Stored data
┏━━
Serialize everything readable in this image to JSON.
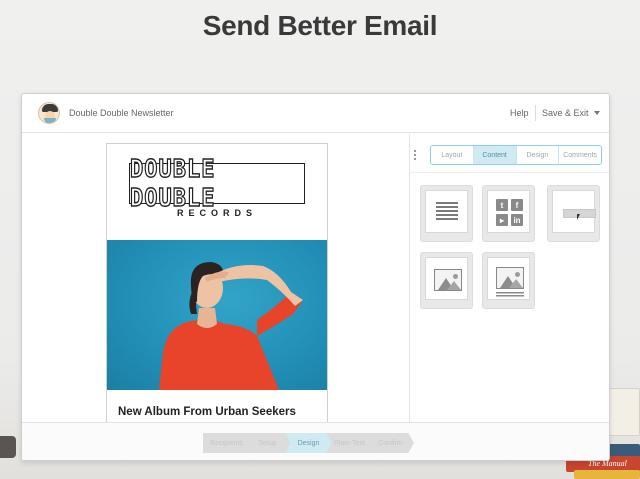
{
  "hero": {
    "title": "Send Better Email"
  },
  "app": {
    "title": "Double Double Newsletter",
    "help_label": "Help",
    "save_exit_label": "Save & Exit"
  },
  "email": {
    "brand_name": "DOUBLE DOUBLE",
    "brand_sub": "RECORDS",
    "headline": "New Album From Urban Seekers"
  },
  "tabs": [
    {
      "label": "Layout",
      "active": false
    },
    {
      "label": "Content",
      "active": true
    },
    {
      "label": "Design",
      "active": false
    },
    {
      "label": "Comments",
      "active": false
    }
  ],
  "content_blocks": [
    {
      "icon": "text-block-icon"
    },
    {
      "icon": "social-block-icon"
    },
    {
      "icon": "button-block-icon"
    },
    {
      "icon": "image-block-icon"
    },
    {
      "icon": "image-caption-block-icon"
    }
  ],
  "steps": [
    {
      "label": "Recipients",
      "active": false
    },
    {
      "label": "Setup",
      "active": false
    },
    {
      "label": "Design",
      "active": true
    },
    {
      "label": "Plain-Text",
      "active": false
    },
    {
      "label": "Confirm",
      "active": false
    }
  ],
  "book_text": "The Manual",
  "colors": {
    "accent": "#cfeaf2",
    "accent_border": "#8bd0e0",
    "photo_bg": "#2290b8",
    "shirt": "#e8442a"
  }
}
┗━━
_Task_
Reproduce each line of the records exactly, and omit every picture.

_Written response_
Serialize everything readable in this image to JSON.
{
  "hero": {
    "title": "Send Better Email"
  },
  "app": {
    "title": "Double Double Newsletter",
    "help_label": "Help",
    "save_exit_label": "Save & Exit"
  },
  "email": {
    "brand_name": "DOUBLE DOUBLE",
    "brand_sub": "RECORDS",
    "headline": "New Album From Urban Seekers"
  },
  "tabs": [
    {
      "label": "Layout",
      "active": false
    },
    {
      "label": "Content",
      "active": true
    },
    {
      "label": "Design",
      "active": false
    },
    {
      "label": "Comments",
      "active": false
    }
  ],
  "content_blocks": [
    {
      "icon": "text-block-icon"
    },
    {
      "icon": "social-block-icon"
    },
    {
      "icon": "button-block-icon"
    },
    {
      "icon": "image-block-icon"
    },
    {
      "icon": "image-caption-block-icon"
    }
  ],
  "steps": [
    {
      "label": "Recipients",
      "active": false
    },
    {
      "label": "Setup",
      "active": false
    },
    {
      "label": "Design",
      "active": true
    },
    {
      "label": "Plain-Text",
      "active": false
    },
    {
      "label": "Confirm",
      "active": false
    }
  ],
  "book_text": "The Manual",
  "colors": {
    "accent": "#cfeaf2",
    "accent_border": "#8bd0e0",
    "photo_bg": "#2290b8",
    "shirt": "#e8442a"
  }
}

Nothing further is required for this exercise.